>> begin
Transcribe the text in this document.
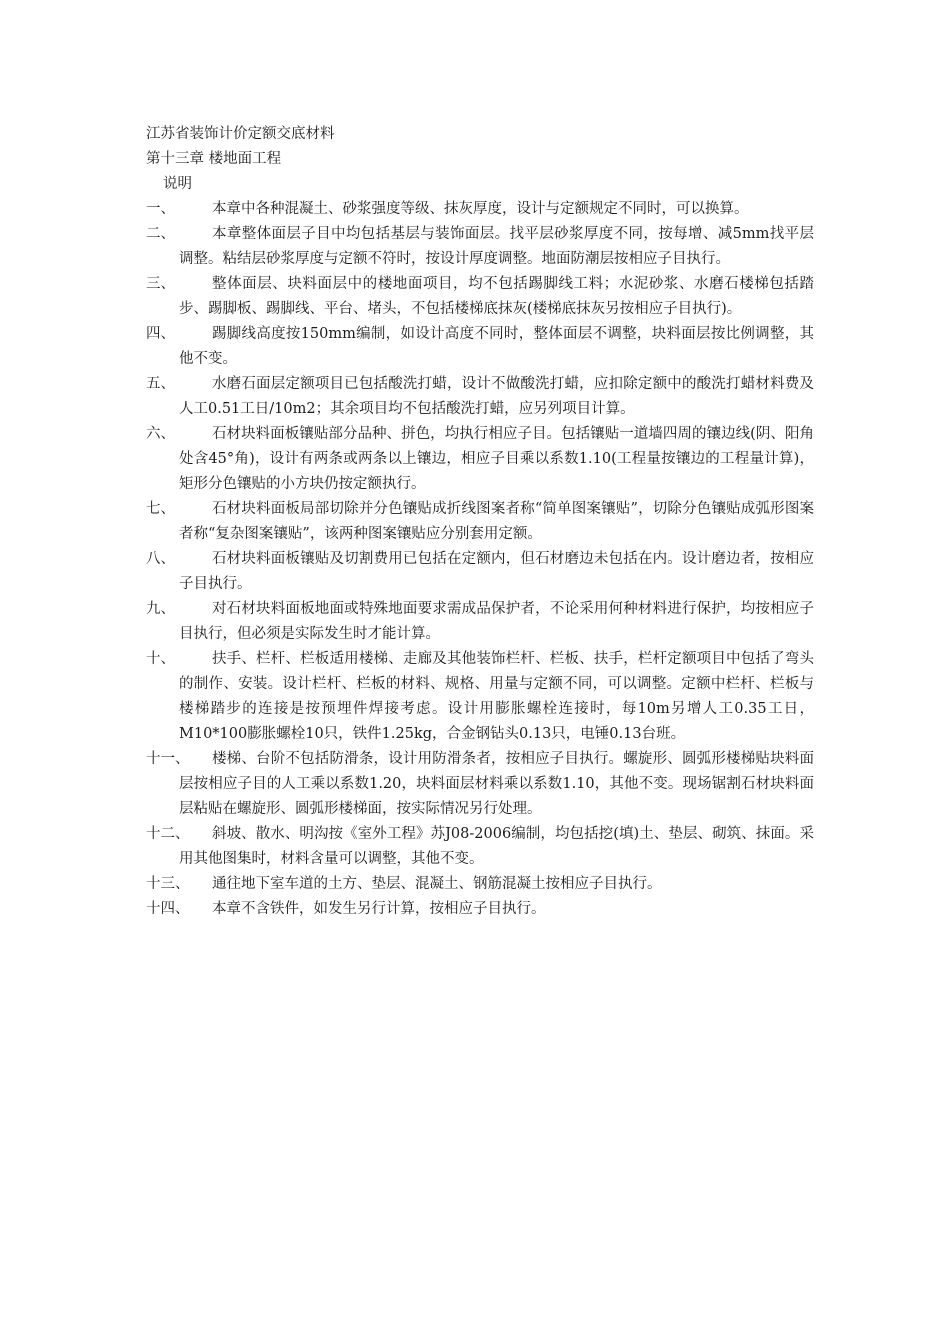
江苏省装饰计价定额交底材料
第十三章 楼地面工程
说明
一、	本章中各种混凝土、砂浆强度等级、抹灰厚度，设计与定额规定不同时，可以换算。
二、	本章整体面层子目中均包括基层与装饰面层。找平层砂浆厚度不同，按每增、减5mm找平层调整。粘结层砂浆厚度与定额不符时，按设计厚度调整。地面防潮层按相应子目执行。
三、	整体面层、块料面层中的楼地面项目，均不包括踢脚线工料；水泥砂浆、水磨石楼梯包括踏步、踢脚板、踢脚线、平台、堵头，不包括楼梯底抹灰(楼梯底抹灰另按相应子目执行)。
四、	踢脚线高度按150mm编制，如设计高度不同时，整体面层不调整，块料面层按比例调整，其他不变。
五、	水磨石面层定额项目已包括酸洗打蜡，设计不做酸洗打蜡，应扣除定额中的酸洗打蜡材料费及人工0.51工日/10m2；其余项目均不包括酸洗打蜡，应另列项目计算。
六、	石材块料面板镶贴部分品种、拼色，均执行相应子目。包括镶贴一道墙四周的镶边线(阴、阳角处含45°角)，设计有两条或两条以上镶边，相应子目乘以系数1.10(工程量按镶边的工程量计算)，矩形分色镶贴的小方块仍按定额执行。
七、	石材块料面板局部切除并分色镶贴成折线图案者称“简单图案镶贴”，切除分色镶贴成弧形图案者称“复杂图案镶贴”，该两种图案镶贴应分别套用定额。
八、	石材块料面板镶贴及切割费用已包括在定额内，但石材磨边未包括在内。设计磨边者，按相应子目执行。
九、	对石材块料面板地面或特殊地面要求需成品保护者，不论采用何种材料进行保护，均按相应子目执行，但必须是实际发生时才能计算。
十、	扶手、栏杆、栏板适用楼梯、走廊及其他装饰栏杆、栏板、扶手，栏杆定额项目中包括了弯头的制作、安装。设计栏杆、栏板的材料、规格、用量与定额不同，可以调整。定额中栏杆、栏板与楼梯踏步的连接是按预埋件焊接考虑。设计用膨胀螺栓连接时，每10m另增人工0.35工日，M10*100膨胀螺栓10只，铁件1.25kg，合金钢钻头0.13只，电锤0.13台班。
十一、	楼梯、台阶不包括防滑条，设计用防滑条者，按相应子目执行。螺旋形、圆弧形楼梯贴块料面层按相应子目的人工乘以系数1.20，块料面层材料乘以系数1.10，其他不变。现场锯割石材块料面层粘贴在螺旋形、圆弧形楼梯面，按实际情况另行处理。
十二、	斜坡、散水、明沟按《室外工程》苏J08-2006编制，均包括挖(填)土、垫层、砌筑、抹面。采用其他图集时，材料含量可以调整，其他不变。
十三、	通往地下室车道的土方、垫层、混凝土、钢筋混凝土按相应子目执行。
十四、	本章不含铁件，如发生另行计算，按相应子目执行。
>> end
>> begin
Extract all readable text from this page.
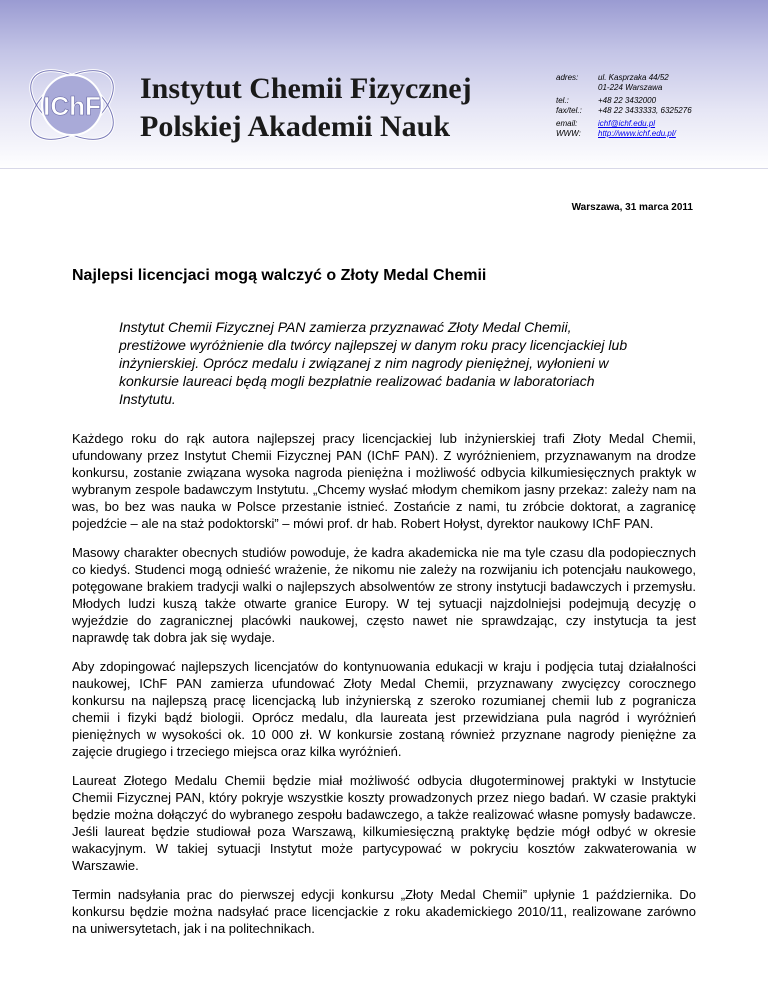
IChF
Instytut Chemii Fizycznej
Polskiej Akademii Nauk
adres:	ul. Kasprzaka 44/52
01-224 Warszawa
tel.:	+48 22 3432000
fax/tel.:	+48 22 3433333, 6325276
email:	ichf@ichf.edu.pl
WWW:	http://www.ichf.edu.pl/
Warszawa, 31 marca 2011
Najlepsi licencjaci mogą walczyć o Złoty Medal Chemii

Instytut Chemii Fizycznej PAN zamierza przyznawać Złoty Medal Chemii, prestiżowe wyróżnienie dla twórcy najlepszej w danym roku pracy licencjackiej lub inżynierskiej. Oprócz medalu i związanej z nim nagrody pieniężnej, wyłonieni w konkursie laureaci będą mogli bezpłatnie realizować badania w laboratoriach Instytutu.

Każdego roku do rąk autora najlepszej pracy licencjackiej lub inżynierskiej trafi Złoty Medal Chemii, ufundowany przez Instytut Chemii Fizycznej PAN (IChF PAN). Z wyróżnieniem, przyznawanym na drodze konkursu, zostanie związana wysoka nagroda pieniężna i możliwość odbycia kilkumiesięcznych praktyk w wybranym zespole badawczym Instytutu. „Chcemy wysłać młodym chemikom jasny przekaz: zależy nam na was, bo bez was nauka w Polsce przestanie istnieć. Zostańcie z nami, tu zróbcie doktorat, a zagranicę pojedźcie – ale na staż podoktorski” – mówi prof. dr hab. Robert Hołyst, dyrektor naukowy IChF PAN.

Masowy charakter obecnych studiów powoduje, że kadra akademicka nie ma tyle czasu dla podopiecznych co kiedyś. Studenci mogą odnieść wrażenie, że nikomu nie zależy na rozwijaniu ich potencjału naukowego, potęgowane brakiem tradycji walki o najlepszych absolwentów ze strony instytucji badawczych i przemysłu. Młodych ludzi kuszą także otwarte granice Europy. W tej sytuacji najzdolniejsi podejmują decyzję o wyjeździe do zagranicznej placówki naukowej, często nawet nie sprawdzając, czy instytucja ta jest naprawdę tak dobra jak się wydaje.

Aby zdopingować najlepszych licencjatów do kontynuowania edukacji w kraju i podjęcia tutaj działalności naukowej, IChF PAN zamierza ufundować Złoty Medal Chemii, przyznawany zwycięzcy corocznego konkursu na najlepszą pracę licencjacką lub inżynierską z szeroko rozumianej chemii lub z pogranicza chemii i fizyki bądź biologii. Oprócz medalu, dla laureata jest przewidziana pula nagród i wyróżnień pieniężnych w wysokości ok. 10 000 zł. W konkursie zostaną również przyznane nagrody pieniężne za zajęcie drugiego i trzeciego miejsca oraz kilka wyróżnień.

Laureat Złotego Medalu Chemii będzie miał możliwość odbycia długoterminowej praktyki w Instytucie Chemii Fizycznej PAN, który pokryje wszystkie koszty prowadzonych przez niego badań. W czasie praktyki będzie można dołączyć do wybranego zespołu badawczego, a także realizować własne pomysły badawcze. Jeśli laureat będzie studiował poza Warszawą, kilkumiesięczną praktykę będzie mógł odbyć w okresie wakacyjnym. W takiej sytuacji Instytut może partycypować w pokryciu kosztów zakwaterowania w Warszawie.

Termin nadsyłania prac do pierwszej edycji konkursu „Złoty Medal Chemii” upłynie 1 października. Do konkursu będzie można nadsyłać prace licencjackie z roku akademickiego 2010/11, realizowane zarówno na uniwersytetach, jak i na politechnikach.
>> end
>> begin
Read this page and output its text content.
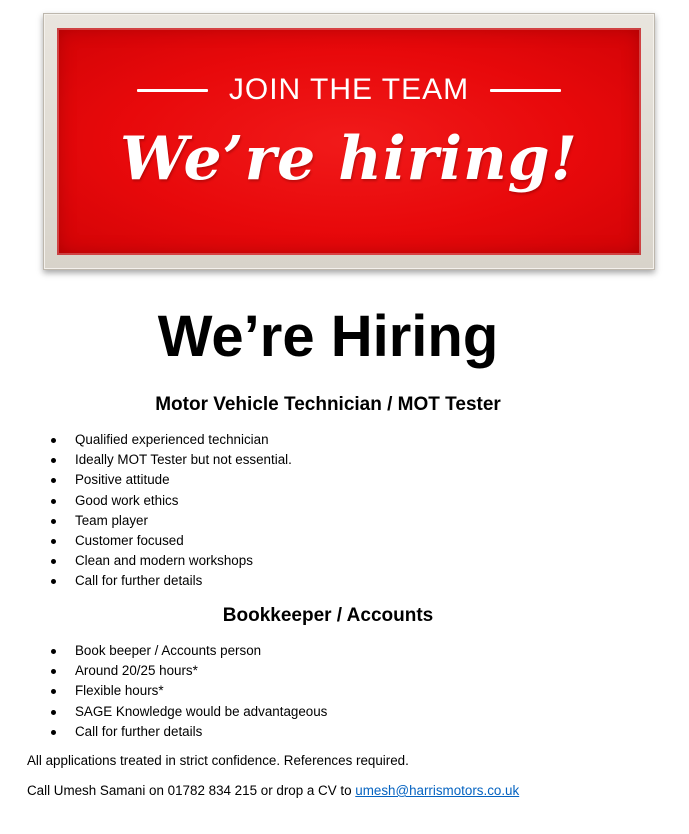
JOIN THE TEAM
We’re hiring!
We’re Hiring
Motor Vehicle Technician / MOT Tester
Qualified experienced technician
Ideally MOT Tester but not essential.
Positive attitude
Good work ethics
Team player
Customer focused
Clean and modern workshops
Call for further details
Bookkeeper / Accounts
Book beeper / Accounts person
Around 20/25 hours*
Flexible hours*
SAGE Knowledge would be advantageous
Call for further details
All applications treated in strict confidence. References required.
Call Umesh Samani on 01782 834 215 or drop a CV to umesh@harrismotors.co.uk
>> end
What you are asked to do: Reproduce each line from the records that contains the word "Accounts".

Result of the exercise:
Bookkeeper / Accounts
Book beeper / Accounts person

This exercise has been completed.